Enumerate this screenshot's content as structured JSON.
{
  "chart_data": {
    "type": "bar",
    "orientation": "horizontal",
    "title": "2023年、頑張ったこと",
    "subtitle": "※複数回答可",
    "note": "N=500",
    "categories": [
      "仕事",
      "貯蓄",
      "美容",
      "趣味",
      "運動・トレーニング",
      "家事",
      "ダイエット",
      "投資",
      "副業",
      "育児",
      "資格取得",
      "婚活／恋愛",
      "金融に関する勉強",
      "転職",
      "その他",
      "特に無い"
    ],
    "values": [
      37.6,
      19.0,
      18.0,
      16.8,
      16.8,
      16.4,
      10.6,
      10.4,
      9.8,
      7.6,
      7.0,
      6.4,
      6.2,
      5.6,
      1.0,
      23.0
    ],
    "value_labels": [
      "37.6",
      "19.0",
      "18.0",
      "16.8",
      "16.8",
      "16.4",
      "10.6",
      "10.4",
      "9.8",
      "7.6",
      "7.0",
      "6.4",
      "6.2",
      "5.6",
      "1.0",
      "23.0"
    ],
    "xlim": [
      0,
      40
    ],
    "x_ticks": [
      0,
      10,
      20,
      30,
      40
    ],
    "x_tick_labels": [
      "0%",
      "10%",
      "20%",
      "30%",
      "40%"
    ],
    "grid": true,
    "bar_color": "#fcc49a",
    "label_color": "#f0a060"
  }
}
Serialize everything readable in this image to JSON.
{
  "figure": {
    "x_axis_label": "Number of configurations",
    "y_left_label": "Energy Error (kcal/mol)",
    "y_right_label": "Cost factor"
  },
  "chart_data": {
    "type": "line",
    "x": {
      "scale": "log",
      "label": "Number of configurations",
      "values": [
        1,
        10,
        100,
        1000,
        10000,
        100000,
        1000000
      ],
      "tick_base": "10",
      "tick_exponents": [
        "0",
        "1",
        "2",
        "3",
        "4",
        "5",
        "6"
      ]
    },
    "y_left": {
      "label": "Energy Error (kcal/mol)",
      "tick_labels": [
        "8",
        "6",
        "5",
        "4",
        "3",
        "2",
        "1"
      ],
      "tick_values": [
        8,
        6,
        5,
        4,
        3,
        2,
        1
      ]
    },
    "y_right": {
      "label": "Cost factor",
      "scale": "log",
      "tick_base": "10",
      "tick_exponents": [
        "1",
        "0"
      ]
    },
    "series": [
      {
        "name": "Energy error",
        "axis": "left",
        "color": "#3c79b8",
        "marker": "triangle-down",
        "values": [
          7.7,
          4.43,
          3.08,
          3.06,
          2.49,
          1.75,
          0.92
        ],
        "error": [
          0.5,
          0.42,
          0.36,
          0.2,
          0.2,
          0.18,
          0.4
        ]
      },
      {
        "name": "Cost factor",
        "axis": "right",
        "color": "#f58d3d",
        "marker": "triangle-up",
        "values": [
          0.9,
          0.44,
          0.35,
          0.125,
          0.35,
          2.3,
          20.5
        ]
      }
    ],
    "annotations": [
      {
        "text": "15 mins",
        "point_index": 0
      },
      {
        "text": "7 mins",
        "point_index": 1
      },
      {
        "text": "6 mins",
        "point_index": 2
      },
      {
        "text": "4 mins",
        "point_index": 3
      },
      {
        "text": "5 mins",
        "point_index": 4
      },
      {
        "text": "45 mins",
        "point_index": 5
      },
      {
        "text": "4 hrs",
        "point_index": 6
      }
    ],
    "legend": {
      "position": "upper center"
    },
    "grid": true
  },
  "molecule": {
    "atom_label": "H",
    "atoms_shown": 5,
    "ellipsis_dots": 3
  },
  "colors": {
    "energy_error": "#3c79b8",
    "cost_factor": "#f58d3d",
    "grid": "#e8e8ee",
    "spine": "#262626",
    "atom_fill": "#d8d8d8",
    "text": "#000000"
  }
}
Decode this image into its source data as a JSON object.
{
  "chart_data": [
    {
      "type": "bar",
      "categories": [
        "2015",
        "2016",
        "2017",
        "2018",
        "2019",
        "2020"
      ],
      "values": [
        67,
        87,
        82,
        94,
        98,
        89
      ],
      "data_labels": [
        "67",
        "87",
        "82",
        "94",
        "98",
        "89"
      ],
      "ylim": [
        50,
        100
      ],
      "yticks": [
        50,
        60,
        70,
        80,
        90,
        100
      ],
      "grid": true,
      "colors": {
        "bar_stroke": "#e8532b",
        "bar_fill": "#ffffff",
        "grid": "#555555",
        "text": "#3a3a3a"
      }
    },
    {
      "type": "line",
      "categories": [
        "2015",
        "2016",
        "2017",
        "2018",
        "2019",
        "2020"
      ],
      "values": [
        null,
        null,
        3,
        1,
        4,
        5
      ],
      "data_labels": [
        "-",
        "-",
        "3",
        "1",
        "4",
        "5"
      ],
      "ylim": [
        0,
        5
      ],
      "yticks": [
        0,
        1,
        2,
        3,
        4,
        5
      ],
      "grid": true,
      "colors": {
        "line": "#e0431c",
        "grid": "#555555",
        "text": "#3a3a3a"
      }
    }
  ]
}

▬▬▬

◆ **What is expected**: Select every line of the records holding the string "image".

◆ **Solution to this problem**:
Serialize everything readable in this image to JSON.
Decode this image into its source data as a JSON object.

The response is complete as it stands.